INSTRUCTIONS FOR THE TASK:
The records that follow are to be repeated without alteration.
• • • •
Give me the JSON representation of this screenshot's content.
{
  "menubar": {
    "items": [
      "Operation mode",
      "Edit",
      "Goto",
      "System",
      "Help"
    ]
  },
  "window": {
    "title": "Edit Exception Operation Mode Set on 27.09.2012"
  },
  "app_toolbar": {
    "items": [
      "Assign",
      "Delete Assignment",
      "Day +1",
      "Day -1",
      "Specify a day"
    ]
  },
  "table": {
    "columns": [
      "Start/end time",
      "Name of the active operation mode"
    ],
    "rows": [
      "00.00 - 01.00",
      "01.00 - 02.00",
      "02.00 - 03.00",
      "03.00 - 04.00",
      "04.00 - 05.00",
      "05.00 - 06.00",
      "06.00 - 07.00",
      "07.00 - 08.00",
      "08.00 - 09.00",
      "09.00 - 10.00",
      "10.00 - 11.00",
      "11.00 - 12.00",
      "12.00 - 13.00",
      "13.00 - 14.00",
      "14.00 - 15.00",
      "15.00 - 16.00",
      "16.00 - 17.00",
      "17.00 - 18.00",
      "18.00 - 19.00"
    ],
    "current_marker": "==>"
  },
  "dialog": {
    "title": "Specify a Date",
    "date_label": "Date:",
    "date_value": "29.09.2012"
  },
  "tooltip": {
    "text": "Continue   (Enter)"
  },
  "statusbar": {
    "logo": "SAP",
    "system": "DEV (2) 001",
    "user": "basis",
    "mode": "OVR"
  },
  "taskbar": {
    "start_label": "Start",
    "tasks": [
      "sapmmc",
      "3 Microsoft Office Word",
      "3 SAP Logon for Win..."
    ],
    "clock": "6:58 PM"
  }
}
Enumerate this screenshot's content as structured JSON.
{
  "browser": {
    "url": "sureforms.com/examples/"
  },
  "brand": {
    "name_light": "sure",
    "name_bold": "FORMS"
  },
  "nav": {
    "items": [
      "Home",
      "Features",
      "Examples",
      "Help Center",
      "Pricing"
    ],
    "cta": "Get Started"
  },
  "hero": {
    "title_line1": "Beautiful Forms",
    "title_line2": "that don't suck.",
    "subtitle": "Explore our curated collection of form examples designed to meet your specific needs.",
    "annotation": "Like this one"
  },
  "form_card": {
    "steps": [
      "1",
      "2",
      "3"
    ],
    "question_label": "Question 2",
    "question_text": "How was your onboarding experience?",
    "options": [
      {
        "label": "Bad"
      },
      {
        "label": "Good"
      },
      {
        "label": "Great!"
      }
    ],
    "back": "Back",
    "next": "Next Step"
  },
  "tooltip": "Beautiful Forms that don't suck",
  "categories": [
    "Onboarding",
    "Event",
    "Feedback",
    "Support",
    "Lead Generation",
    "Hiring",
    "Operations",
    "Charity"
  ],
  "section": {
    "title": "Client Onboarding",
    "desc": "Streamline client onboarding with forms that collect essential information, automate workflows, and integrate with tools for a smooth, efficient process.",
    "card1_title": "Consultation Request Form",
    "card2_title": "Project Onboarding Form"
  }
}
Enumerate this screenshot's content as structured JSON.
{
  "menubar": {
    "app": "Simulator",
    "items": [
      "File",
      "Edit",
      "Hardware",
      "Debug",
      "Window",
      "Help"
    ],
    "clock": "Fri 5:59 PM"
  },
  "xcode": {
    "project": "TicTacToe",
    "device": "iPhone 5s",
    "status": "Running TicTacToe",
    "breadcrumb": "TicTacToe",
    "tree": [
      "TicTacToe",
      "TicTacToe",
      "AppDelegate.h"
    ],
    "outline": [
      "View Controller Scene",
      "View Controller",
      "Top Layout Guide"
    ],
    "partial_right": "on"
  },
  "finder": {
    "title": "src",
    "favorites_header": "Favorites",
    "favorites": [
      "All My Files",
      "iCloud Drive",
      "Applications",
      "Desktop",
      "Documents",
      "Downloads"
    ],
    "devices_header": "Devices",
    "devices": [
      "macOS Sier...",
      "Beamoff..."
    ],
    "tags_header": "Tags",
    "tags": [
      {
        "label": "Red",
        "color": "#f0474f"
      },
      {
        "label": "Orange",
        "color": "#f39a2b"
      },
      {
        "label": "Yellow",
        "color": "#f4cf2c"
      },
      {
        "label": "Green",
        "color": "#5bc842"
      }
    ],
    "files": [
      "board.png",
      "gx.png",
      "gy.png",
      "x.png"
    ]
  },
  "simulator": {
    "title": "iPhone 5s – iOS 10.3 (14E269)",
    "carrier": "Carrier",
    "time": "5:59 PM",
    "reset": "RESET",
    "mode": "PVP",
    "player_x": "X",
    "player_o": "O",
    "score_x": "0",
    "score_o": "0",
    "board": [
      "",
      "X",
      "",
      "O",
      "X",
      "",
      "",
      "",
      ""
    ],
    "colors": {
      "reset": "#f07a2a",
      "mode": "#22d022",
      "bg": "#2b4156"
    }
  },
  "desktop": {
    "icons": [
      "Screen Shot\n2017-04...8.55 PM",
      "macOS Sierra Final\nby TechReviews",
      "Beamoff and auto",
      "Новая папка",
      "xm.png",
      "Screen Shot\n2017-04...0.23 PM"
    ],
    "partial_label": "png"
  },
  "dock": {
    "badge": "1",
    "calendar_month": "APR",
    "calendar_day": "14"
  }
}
• • • •
FINAL RESULT:
Give me the JSON representation of this screenshot's content.
{
  "menubar": {
    "items": [
      "Operation mode",
      "Edit",
      "Goto",
      "System",
      "Help"
    ]
  },
  "window": {
    "title": "Edit Exception Operation Mode Set on 27.09.2012"
  },
  "app_toolbar": {
    "items": [
      "Assign",
      "Delete Assignment",
      "Day +1",
      "Day -1",
      "Specify a day"
    ]
  },
  "table": {
    "columns": [
      "Start/end time",
      "Name of the active operation mode"
    ],
    "rows": [
      "00.00 - 01.00",
      "01.00 - 02.00",
      "02.00 - 03.00",
      "03.00 - 04.00",
      "04.00 - 05.00",
      "05.00 - 06.00",
      "06.00 - 07.00",
      "07.00 - 08.00",
      "08.00 - 09.00",
      "09.00 - 10.00",
      "10.00 - 11.00",
      "11.00 - 12.00",
      "12.00 - 13.00",
      "13.00 - 14.00",
      "14.00 - 15.00",
      "15.00 - 16.00",
      "16.00 - 17.00",
      "17.00 - 18.00",
      "18.00 - 19.00"
    ],
    "current_marker": "==>"
  },
  "dialog": {
    "title": "Specify a Date",
    "date_label": "Date:",
    "date_value": "29.09.2012"
  },
  "tooltip": {
    "text": "Continue   (Enter)"
  },
  "statusbar": {
    "logo": "SAP",
    "system": "DEV (2) 001",
    "user": "basis",
    "mode": "OVR"
  },
  "taskbar": {
    "start_label": "Start",
    "tasks": [
      "sapmmc",
      "3 Microsoft Office Word",
      "3 SAP Logon for Win..."
    ],
    "clock": "6:58 PM"
  }
}
Enumerate this screenshot's content as structured JSON.
{
  "browser": {
    "url": "sureforms.com/examples/"
  },
  "brand": {
    "name_light": "sure",
    "name_bold": "FORMS"
  },
  "nav": {
    "items": [
      "Home",
      "Features",
      "Examples",
      "Help Center",
      "Pricing"
    ],
    "cta": "Get Started"
  },
  "hero": {
    "title_line1": "Beautiful Forms",
    "title_line2": "that don't suck.",
    "subtitle": "Explore our curated collection of form examples designed to meet your specific needs.",
    "annotation": "Like this one"
  },
  "form_card": {
    "steps": [
      "1",
      "2",
      "3"
    ],
    "question_label": "Question 2",
    "question_text": "How was your onboarding experience?",
    "options": [
      {
        "label": "Bad"
      },
      {
        "label": "Good"
      },
      {
        "label": "Great!"
      }
    ],
    "back": "Back",
    "next": "Next Step"
  },
  "tooltip": "Beautiful Forms that don't suck",
  "categories": [
    "Onboarding",
    "Event",
    "Feedback",
    "Support",
    "Lead Generation",
    "Hiring",
    "Operations",
    "Charity"
  ],
  "section": {
    "title": "Client Onboarding",
    "desc": "Streamline client onboarding with forms that collect essential information, automate workflows, and integrate with tools for a smooth, efficient process.",
    "card1_title": "Consultation Request Form",
    "card2_title": "Project Onboarding Form"
  }
}
Enumerate this screenshot's content as structured JSON.
{
  "menubar": {
    "app": "Simulator",
    "items": [
      "File",
      "Edit",
      "Hardware",
      "Debug",
      "Window",
      "Help"
    ],
    "clock": "Fri 5:59 PM"
  },
  "xcode": {
    "project": "TicTacToe",
    "device": "iPhone 5s",
    "status": "Running TicTacToe",
    "breadcrumb": "TicTacToe",
    "tree": [
      "TicTacToe",
      "TicTacToe",
      "AppDelegate.h"
    ],
    "outline": [
      "View Controller Scene",
      "View Controller",
      "Top Layout Guide"
    ],
    "partial_right": "on"
  },
  "finder": {
    "title": "src",
    "favorites_header": "Favorites",
    "favorites": [
      "All My Files",
      "iCloud Drive",
      "Applications",
      "Desktop",
      "Documents",
      "Downloads"
    ],
    "devices_header": "Devices",
    "devices": [
      "macOS Sier...",
      "Beamoff..."
    ],
    "tags_header": "Tags",
    "tags": [
      {
        "label": "Red",
        "color": "#f0474f"
      },
      {
        "label": "Orange",
        "color": "#f39a2b"
      },
      {
        "label": "Yellow",
        "color": "#f4cf2c"
      },
      {
        "label": "Green",
        "color": "#5bc842"
      }
    ],
    "files": [
      "board.png",
      "gx.png",
      "gy.png",
      "x.png"
    ]
  },
  "simulator": {
    "title": "iPhone 5s – iOS 10.3 (14E269)",
    "carrier": "Carrier",
    "time": "5:59 PM",
    "reset": "RESET",
    "mode": "PVP",
    "player_x": "X",
    "player_o": "O",
    "score_x": "0",
    "score_o": "0",
    "board": [
      "",
      "X",
      "",
      "O",
      "X",
      "",
      "",
      "",
      ""
    ],
    "colors": {
      "reset": "#f07a2a",
      "mode": "#22d022",
      "bg": "#2b4156"
    }
  },
  "desktop": {
    "icons": [
      "Screen Shot\n2017-04...8.55 PM",
      "macOS Sierra Final\nby TechReviews",
      "Beamoff and auto",
      "Новая папка",
      "xm.png",
      "Screen Shot\n2017-04...0.23 PM"
    ],
    "partial_label": "png"
  },
  "dock": {
    "badge": "1",
    "calendar_month": "APR",
    "calendar_day": "14"
  }
}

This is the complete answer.